WHAT TO WORK ON -
Reproduce every line of the records below verbatim, changing nothing.

Entries drawn from a collection
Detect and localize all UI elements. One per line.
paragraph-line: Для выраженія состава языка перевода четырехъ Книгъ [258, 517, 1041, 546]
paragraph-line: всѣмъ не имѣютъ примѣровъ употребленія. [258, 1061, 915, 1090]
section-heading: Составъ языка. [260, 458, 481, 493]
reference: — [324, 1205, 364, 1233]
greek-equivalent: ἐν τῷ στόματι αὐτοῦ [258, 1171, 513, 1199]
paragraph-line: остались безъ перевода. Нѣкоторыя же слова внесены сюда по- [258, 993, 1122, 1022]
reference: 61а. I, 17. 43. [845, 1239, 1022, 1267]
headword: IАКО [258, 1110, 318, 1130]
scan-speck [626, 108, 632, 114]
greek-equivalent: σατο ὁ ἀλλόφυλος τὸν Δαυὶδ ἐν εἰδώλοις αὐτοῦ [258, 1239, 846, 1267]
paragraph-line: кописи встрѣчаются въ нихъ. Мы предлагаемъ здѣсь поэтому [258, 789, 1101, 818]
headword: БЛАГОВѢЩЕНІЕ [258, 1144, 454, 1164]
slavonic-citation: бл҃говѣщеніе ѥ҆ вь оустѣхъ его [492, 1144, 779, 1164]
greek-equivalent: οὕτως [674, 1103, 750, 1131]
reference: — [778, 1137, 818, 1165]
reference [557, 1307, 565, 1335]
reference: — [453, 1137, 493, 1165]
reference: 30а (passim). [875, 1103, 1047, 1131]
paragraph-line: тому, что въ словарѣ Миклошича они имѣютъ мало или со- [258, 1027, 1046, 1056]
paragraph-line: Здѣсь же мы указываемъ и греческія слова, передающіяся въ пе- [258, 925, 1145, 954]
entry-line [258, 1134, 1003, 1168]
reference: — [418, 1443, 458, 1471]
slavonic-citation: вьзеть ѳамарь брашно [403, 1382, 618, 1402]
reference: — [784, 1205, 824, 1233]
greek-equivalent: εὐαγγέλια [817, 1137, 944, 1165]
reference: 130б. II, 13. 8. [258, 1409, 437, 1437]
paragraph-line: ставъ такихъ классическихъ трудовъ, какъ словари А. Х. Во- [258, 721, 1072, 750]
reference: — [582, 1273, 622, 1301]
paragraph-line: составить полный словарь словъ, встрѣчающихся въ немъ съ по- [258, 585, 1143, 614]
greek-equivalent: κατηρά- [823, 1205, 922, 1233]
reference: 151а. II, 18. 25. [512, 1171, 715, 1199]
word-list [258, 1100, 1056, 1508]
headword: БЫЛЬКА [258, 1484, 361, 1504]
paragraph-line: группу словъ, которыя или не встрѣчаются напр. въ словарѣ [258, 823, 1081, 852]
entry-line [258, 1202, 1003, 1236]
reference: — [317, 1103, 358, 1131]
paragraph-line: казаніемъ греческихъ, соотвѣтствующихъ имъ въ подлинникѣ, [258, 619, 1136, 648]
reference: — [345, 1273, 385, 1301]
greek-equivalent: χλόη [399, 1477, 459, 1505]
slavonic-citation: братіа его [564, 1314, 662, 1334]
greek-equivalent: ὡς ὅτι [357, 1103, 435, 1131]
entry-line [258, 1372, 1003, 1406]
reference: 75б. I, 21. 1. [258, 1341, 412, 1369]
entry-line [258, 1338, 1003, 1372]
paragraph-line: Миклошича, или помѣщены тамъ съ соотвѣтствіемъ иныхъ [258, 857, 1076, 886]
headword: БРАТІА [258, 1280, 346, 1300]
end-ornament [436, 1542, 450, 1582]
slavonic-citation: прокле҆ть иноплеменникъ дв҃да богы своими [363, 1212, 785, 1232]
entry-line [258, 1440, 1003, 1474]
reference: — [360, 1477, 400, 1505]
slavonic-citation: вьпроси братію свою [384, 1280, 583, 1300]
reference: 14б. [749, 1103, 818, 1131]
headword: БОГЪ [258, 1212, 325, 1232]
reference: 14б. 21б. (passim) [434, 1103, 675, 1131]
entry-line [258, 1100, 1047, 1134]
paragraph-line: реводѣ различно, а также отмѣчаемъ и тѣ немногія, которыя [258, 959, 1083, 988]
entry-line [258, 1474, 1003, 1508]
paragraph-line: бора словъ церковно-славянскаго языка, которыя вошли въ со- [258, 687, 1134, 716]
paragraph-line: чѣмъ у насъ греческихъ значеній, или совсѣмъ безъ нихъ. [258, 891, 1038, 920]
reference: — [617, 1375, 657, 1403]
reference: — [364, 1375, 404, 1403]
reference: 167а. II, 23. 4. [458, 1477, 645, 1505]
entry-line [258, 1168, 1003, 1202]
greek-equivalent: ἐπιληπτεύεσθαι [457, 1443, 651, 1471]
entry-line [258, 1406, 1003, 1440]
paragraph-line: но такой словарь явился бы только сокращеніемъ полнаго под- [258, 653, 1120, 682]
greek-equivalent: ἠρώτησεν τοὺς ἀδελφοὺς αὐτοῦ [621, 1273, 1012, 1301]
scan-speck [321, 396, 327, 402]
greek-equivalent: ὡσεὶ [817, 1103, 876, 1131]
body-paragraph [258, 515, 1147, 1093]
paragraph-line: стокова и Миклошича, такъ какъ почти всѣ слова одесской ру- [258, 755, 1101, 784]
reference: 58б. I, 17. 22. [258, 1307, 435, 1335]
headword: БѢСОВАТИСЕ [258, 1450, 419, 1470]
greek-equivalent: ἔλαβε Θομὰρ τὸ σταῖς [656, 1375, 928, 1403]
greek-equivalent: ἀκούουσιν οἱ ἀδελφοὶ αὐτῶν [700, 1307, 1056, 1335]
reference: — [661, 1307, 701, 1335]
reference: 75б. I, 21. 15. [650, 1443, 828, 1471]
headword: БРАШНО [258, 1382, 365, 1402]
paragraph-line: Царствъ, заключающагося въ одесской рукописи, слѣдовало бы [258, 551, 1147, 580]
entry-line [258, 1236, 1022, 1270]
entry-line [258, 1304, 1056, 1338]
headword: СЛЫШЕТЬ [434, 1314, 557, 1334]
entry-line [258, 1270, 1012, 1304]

CORRECT RESULT -
Detect and localize all UI elements. One per line.
paragraph-line: Для выраженія состава языка перевода четырехъ Книгъ [258, 517, 1041, 546]
paragraph-line: всѣмъ не имѣютъ примѣровъ употребленія. [258, 1061, 915, 1090]
section-heading: Составъ языка. [260, 458, 481, 493]
reference: — [324, 1205, 364, 1233]
greek-equivalent: ἐν τῷ στόματι αὐτοῦ [258, 1171, 513, 1199]
paragraph-line: остались безъ перевода. Нѣкоторыя же слова внесены сюда по- [258, 993, 1122, 1022]
reference: 61а. I, 17. 43. [845, 1239, 1022, 1267]
headword: IАКО [258, 1110, 318, 1130]
scan-speck [626, 108, 632, 114]
greek-equivalent: σατο ὁ ἀλλόφυλος τὸν Δαυὶδ ἐν εἰδώλοις αὐτοῦ [258, 1239, 846, 1267]
paragraph-line: кописи встрѣчаются въ нихъ. Мы предлагаемъ здѣсь поэтому [258, 789, 1101, 818]
headword: БЛАГОВѢЩЕНІЕ [258, 1144, 454, 1164]
slavonic-citation: бл҃говѣщеніе ѥ҆ вь оустѣхъ его [492, 1144, 779, 1164]
greek-equivalent: οὕτως [674, 1103, 750, 1131]
reference: — [778, 1137, 818, 1165]
reference [557, 1307, 565, 1335]
reference: — [453, 1137, 493, 1165]
reference: 30а (passim). [875, 1103, 1047, 1131]
paragraph-line: тому, что въ словарѣ Миклошича они имѣютъ мало или со- [258, 1027, 1046, 1056]
paragraph-line: Здѣсь же мы указываемъ и греческія слова, передающіяся въ пе- [258, 925, 1145, 954]
entry-line [258, 1134, 1003, 1168]
reference: — [418, 1443, 458, 1471]
slavonic-citation: вьзеть ѳамарь брашно [403, 1382, 618, 1402]
reference: — [784, 1205, 824, 1233]
greek-equivalent: εὐαγγέλια [817, 1137, 944, 1165]
reference: 130б. II, 13. 8. [258, 1409, 437, 1437]
paragraph-line: ставъ такихъ классическихъ трудовъ, какъ словари А. Х. Во- [258, 721, 1072, 750]
reference: — [582, 1273, 622, 1301]
paragraph-line: составить полный словарь словъ, встрѣчающихся въ немъ съ по- [258, 585, 1143, 614]
greek-equivalent: κατηρά- [823, 1205, 922, 1233]
reference: 151а. II, 18. 25. [512, 1171, 715, 1199]
word-list [258, 1100, 1056, 1508]
headword: БЫЛЬКА [258, 1484, 361, 1504]
paragraph-line: группу словъ, которыя или не встрѣчаются напр. въ словарѣ [258, 823, 1081, 852]
entry-line [258, 1202, 1003, 1236]
reference: — [317, 1103, 358, 1131]
paragraph-line: казаніемъ греческихъ, соотвѣтствующихъ имъ въ подлинникѣ, [258, 619, 1136, 648]
reference: — [345, 1273, 385, 1301]
greek-equivalent: χλόη [399, 1477, 459, 1505]
slavonic-citation: братіа его [564, 1314, 662, 1334]
greek-equivalent: ὡς ὅτι [357, 1103, 435, 1131]
entry-line [258, 1372, 1003, 1406]
reference: 75б. I, 21. 1. [258, 1341, 412, 1369]
entry-line [258, 1338, 1003, 1372]
paragraph-line: Миклошича, или помѣщены тамъ съ соотвѣтствіемъ иныхъ [258, 857, 1076, 886]
headword: БРАТІА [258, 1280, 346, 1300]
end-ornament [436, 1542, 450, 1582]
slavonic-citation: прокле҆ть иноплеменникъ дв҃да богы своими [363, 1212, 785, 1232]
entry-line [258, 1440, 1003, 1474]
reference: — [360, 1477, 400, 1505]
slavonic-citation: вьпроси братію свою [384, 1280, 583, 1300]
reference: 14б. [749, 1103, 818, 1131]
headword: БОГЪ [258, 1212, 325, 1232]
reference: 14б. 21б. (passim) [434, 1103, 675, 1131]
entry-line [258, 1100, 1047, 1134]
paragraph-line: реводѣ различно, а также отмѣчаемъ и тѣ немногія, которыя [258, 959, 1083, 988]
entry-line [258, 1474, 1003, 1508]
paragraph-line: бора словъ церковно-славянскаго языка, которыя вошли въ со- [258, 687, 1134, 716]
paragraph-line: чѣмъ у насъ греческихъ значеній, или совсѣмъ безъ нихъ. [258, 891, 1038, 920]
reference: — [617, 1375, 657, 1403]
reference: — [364, 1375, 404, 1403]
reference: 167а. II, 23. 4. [458, 1477, 645, 1505]
entry-line [258, 1168, 1003, 1202]
greek-equivalent: ἐπιληπτεύεσθαι [457, 1443, 651, 1471]
entry-line [258, 1406, 1003, 1440]
paragraph-line: но такой словарь явился бы только сокращеніемъ полнаго под- [258, 653, 1120, 682]
greek-equivalent: ἠρώτησεν τοὺς ἀδελφοὺς αὐτοῦ [621, 1273, 1012, 1301]
scan-speck [321, 396, 327, 402]
greek-equivalent: ὡσεὶ [817, 1103, 876, 1131]
body-paragraph [258, 515, 1147, 1093]
paragraph-line: стокова и Миклошича, такъ какъ почти всѣ слова одесской ру- [258, 755, 1101, 784]
reference: 58б. I, 17. 22. [258, 1307, 435, 1335]
headword: БѢСОВАТИСЕ [258, 1450, 419, 1470]
greek-equivalent: ἔλαβε Θομὰρ τὸ σταῖς [656, 1375, 928, 1403]
greek-equivalent: ἀκούουσιν οἱ ἀδελφοὶ αὐτῶν [700, 1307, 1056, 1335]
reference: — [661, 1307, 701, 1335]
reference: 75б. I, 21. 15. [650, 1443, 828, 1471]
headword: БРАШНО [258, 1382, 365, 1402]
paragraph-line: Царствъ, заключающагося въ одесской рукописи, слѣдовало бы [258, 551, 1147, 580]
entry-line [258, 1236, 1022, 1270]
entry-line [258, 1304, 1056, 1338]
headword: СЛЫШЕТЬ [434, 1314, 557, 1334]
entry-line [258, 1270, 1012, 1304]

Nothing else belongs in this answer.